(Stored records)
=-=-=

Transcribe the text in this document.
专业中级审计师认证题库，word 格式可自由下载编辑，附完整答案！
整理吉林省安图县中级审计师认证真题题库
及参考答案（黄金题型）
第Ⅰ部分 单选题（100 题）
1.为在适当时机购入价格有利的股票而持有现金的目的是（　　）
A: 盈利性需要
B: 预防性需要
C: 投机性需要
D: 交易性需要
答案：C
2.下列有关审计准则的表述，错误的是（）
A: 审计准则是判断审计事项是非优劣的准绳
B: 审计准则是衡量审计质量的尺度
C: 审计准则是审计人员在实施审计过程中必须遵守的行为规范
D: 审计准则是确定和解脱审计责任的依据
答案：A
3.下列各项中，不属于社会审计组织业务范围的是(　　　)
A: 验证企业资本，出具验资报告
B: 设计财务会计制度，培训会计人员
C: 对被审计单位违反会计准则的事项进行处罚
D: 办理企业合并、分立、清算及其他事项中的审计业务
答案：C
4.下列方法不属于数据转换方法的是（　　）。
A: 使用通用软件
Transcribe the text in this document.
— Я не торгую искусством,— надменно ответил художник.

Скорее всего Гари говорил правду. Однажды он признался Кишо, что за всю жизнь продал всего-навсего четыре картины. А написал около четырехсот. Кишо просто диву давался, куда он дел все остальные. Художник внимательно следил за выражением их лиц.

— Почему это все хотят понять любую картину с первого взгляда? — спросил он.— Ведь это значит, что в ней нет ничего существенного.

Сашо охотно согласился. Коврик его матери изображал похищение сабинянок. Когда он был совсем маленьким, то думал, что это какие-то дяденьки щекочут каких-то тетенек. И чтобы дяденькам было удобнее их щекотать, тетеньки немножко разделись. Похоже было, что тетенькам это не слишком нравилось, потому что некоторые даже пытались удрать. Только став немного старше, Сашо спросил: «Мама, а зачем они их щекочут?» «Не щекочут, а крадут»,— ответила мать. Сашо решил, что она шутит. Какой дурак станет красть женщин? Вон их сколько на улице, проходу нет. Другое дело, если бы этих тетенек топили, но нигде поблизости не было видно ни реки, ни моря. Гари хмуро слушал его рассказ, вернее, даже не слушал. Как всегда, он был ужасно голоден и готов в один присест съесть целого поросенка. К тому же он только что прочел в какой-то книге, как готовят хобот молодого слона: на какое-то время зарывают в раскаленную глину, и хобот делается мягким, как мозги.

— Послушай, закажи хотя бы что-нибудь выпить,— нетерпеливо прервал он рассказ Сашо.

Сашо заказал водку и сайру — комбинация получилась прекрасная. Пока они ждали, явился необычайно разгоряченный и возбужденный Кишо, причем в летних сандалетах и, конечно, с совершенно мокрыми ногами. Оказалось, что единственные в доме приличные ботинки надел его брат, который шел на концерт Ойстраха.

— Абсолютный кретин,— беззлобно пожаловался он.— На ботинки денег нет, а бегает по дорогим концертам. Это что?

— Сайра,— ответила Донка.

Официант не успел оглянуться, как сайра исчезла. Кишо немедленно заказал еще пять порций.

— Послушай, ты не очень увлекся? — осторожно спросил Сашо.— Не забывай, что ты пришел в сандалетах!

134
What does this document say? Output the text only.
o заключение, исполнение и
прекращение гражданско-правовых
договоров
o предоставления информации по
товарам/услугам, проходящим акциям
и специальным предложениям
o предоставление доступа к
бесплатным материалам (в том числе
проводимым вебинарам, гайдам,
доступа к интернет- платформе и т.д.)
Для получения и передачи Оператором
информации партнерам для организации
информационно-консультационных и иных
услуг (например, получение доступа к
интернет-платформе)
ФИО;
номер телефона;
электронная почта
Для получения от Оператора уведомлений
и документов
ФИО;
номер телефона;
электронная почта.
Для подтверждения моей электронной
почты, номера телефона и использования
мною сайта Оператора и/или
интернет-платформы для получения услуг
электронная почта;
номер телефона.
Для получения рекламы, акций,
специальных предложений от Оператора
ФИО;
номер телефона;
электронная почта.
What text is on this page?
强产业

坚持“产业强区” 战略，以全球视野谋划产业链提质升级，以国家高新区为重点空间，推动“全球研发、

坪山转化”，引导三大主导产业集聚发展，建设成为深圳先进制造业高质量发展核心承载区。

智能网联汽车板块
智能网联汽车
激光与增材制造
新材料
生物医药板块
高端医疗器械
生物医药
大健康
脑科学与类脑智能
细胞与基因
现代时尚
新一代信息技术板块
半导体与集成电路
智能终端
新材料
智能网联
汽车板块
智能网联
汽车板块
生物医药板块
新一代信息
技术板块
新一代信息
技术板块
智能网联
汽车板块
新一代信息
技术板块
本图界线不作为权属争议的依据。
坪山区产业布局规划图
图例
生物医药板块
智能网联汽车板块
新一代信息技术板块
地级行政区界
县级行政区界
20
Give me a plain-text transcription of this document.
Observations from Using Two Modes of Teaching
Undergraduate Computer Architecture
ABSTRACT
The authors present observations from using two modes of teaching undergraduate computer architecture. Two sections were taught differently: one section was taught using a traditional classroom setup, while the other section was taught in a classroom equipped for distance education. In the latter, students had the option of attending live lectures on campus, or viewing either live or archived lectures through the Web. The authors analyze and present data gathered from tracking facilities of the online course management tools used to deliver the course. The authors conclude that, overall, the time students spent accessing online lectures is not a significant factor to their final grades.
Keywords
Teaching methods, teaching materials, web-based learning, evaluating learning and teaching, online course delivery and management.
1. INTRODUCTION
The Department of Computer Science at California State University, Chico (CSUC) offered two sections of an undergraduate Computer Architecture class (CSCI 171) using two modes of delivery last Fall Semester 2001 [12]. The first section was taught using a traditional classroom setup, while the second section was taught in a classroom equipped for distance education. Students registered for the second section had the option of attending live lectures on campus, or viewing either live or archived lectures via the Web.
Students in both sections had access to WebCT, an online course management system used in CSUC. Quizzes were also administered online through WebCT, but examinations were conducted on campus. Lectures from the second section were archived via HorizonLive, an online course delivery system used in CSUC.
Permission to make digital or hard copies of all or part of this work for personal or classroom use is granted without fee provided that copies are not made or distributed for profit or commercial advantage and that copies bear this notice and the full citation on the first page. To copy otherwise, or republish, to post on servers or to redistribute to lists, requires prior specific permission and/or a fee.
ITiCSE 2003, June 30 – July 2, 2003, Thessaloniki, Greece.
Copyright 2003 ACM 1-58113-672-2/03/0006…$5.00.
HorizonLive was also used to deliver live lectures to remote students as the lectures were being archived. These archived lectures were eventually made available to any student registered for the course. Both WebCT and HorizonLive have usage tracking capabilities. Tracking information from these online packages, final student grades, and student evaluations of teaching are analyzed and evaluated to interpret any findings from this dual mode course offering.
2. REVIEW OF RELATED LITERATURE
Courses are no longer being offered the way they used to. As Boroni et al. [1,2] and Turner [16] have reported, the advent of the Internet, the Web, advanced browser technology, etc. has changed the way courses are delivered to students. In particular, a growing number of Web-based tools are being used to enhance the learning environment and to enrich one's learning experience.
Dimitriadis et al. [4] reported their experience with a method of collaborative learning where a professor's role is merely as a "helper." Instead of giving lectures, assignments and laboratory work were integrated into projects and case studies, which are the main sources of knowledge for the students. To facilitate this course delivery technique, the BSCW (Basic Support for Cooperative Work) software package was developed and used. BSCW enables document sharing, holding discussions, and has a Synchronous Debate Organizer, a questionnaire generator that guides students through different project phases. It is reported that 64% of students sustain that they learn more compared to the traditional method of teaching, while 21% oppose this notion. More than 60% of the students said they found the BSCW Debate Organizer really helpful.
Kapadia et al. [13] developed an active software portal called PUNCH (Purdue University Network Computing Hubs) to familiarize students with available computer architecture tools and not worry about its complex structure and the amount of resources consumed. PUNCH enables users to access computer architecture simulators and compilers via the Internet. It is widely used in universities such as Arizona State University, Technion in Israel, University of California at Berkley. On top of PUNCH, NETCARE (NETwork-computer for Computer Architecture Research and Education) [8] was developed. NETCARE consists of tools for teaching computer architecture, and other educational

=-=-=

§ **SHORT TASK**
Your task is to pick out every line with the string "получения" and copy it.

§ **SOLVED EXERCISE**
Для получения и передачи Оператором
Для получения от Оператора уведомлений
интернет-платформы для получения услуг
Для получения рекламы, акций,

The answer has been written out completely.